== ENTRIES SUPPLIED

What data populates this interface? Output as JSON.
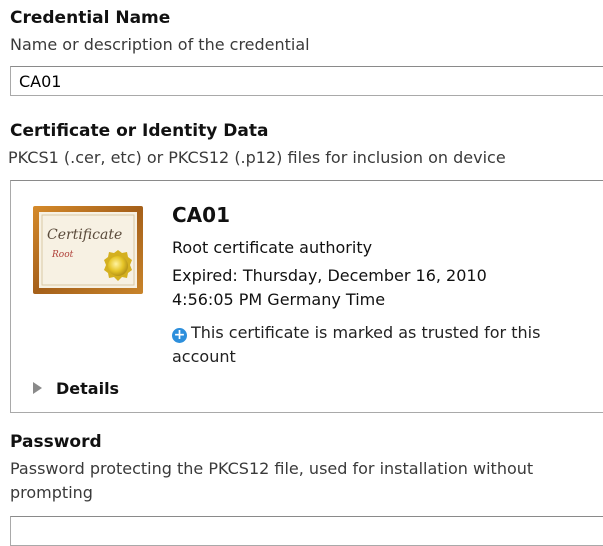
{
  "credential": {
    "title": "Credential Name",
    "description": "Name or description of the credential",
    "value": "CA01"
  },
  "certificate_section": {
    "title": "Certificate or Identity Data",
    "description": "PKCS1 (.cer, etc) or PKCS12 (.p12) files for inclusion on device"
  },
  "certificate": {
    "name": "CA01",
    "subtitle": "Root certificate authority",
    "expired_line1": "Expired: Thursday, December 16, 2010",
    "expired_line2": "4:56:05 PM Germany Time",
    "trusted_note": "This certificate is marked as trusted for this account",
    "details_label": "Details",
    "icon_text_top": "Certificate",
    "icon_text_bottom": "Root",
    "icon": "certificate-icon",
    "trusted_icon": "plus-circle-icon"
  },
  "password": {
    "title": "Password",
    "description": "Password protecting the PKCS12 file, used for installation without prompting",
    "value": ""
  },
  "colors": {
    "accent_blue": "#2d8fdc",
    "certificate_frame": "#b7701c",
    "seal_gold": "#e6c528"
  }
}
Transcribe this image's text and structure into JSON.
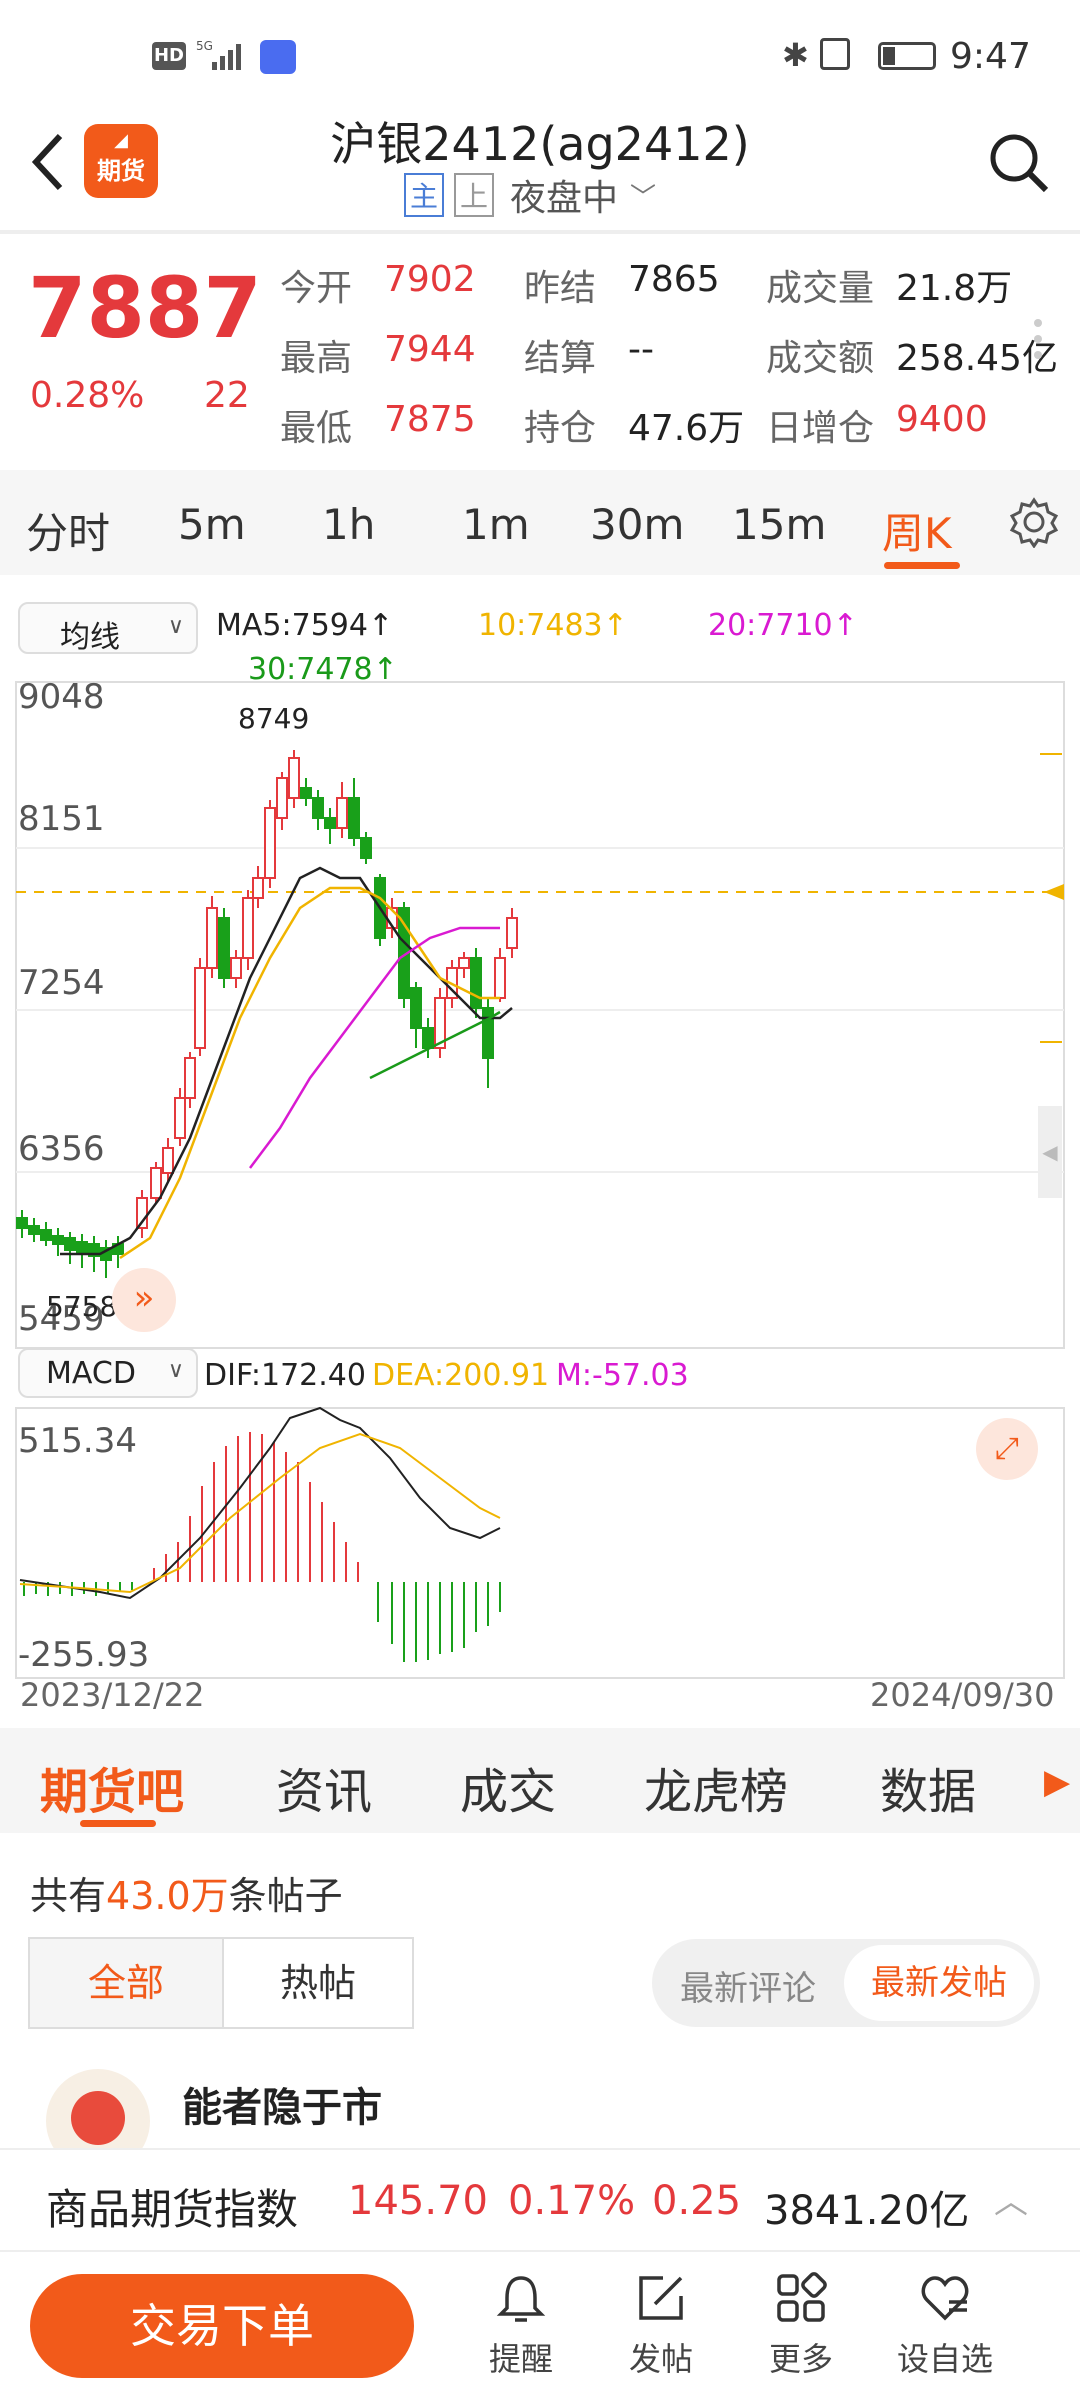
{
  "status": {
    "left_icons": [
      "HD",
      "5G"
    ],
    "time": "9:47"
  },
  "header": {
    "logo_text": "期货",
    "title": "沪银2412(ag2412)",
    "tag_main": "主",
    "tag_up": "上",
    "session": "夜盘中"
  },
  "quote": {
    "price": "7887",
    "change_pct": "0.28%",
    "change": "22",
    "rows": [
      [
        {
          "label": "今开",
          "value": "7902",
          "color": "red"
        },
        {
          "label": "昨结",
          "value": "7865",
          "color": "normal"
        },
        {
          "label": "成交量",
          "value": "21.8万",
          "color": "normal"
        }
      ],
      [
        {
          "label": "最高",
          "value": "7944",
          "color": "red"
        },
        {
          "label": "结算",
          "value": "--",
          "color": "normal"
        },
        {
          "label": "成交额",
          "value": "258.45亿",
          "color": "normal"
        }
      ],
      [
        {
          "label": "最低",
          "value": "7875",
          "color": "red"
        },
        {
          "label": "持仓",
          "value": "47.6万",
          "color": "normal"
        },
        {
          "label": "日增仓",
          "value": "9400",
          "color": "red"
        }
      ]
    ]
  },
  "period_tabs": [
    "分时",
    "5m",
    "1h",
    "1m",
    "30m",
    "15m",
    "周K"
  ],
  "period_active": "周K",
  "ma_selector": "均线",
  "ma": {
    "ma5": "MA5:7594",
    "ma10": "10:7483",
    "ma20": "20:7710",
    "ma30": "30:7478"
  },
  "colors": {
    "ma5": "#222222",
    "ma10": "#f0b400",
    "ma20": "#d91ad1",
    "ma30": "#1a9a1a",
    "up": "#e4393c",
    "down": "#19a01a",
    "accent": "#f25a1a"
  },
  "kline_axis": {
    "labels": [
      "9048",
      "8151",
      "7254",
      "6356",
      "5459"
    ],
    "max_label": "8749",
    "min_label": "5758"
  },
  "macd_selector": "MACD",
  "macd": {
    "dif": "DIF:172.40",
    "dea": "DEA:200.91",
    "m": "M:-57.03",
    "top": "515.34",
    "bottom": "-255.93"
  },
  "dates": {
    "start": "2023/12/22",
    "end": "2024/09/30"
  },
  "tabs2": [
    "期货吧",
    "资讯",
    "成交",
    "龙虎榜",
    "数据"
  ],
  "posts": {
    "count_prefix": "共有",
    "count": "43.0万",
    "count_suffix": "条帖子",
    "filter_all": "全部",
    "filter_hot": "热帖",
    "sort_comment": "最新评论",
    "sort_post": "最新发帖",
    "first_author": "能者隐于市"
  },
  "index_bar": {
    "name": "商品期货指数",
    "value": "145.70",
    "pct": "0.17%",
    "change": "0.25",
    "amount": "3841.20亿"
  },
  "bottom": {
    "trade": "交易下单",
    "icons": [
      {
        "name": "bell-icon",
        "label": "提醒"
      },
      {
        "name": "edit-icon",
        "label": "发帖"
      },
      {
        "name": "grid-icon",
        "label": "更多"
      },
      {
        "name": "heart-icon",
        "label": "设自选"
      }
    ]
  }
}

====

YOUR GOAL
Identify the lines of the data that contain the word "description". Copy each of them.

EXERCISE OUTPUT
    "description": "Name or description of the credential",
    "description": "PKCS1 (.cer, etc) or PKCS12 (.p12) files for inclusion on device"
    "description": "Password protecting the PKCS12 file, used for installation without prompting",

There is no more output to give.